- [Task to complete]:
Quote all of the data exactly as given. Skip every picture it contains.

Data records
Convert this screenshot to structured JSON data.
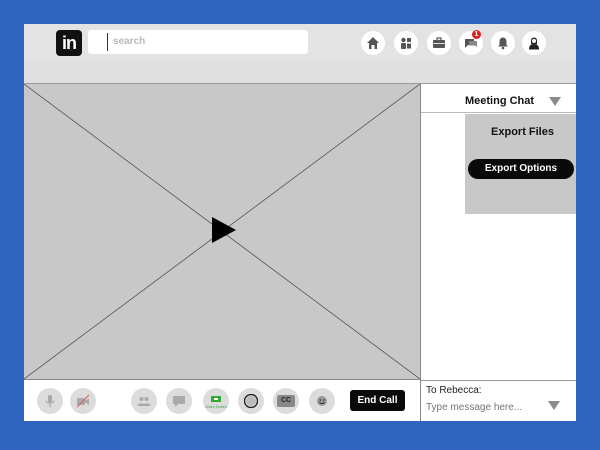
{
  "header": {
    "logo_text": "in",
    "search_placeholder": "search",
    "icons": [
      "home-icon",
      "people-icon",
      "briefcase-icon",
      "messages-icon",
      "bell-icon",
      "profile-icon"
    ],
    "message_badge": "1"
  },
  "controls": {
    "icons": [
      "microphone-icon",
      "camera-off-icon",
      "participants-icon",
      "chat-icon",
      "share-screen-icon",
      "record-icon",
      "captions-icon",
      "reactions-icon"
    ],
    "share_label": "Share Screen",
    "cc_label": "CC",
    "end_call_label": "End Call"
  },
  "chat": {
    "title": "Meeting Chat",
    "export_title": "Export Files",
    "export_button": "Export Options",
    "to_label": "To Rebecca:",
    "message_placeholder": "Type message here..."
  },
  "colors": {
    "background": "#2f63c0",
    "placeholder_gray": "#c8c8c8",
    "button_black": "#0a0a0a",
    "badge_red": "#d22222"
  }
}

- [Solution]:
Convert this screenshot to structured JSON data.
{
  "header": {
    "logo_text": "in",
    "search_placeholder": "search",
    "icons": [
      "home-icon",
      "people-icon",
      "briefcase-icon",
      "messages-icon",
      "bell-icon",
      "profile-icon"
    ],
    "message_badge": "1"
  },
  "controls": {
    "icons": [
      "microphone-icon",
      "camera-off-icon",
      "participants-icon",
      "chat-icon",
      "share-screen-icon",
      "record-icon",
      "captions-icon",
      "reactions-icon"
    ],
    "share_label": "Share Screen",
    "cc_label": "CC",
    "end_call_label": "End Call"
  },
  "chat": {
    "title": "Meeting Chat",
    "export_title": "Export Files",
    "export_button": "Export Options",
    "to_label": "To Rebecca:",
    "message_placeholder": "Type message here..."
  },
  "colors": {
    "background": "#2f63c0",
    "placeholder_gray": "#c8c8c8",
    "button_black": "#0a0a0a",
    "badge_red": "#d22222"
  }
}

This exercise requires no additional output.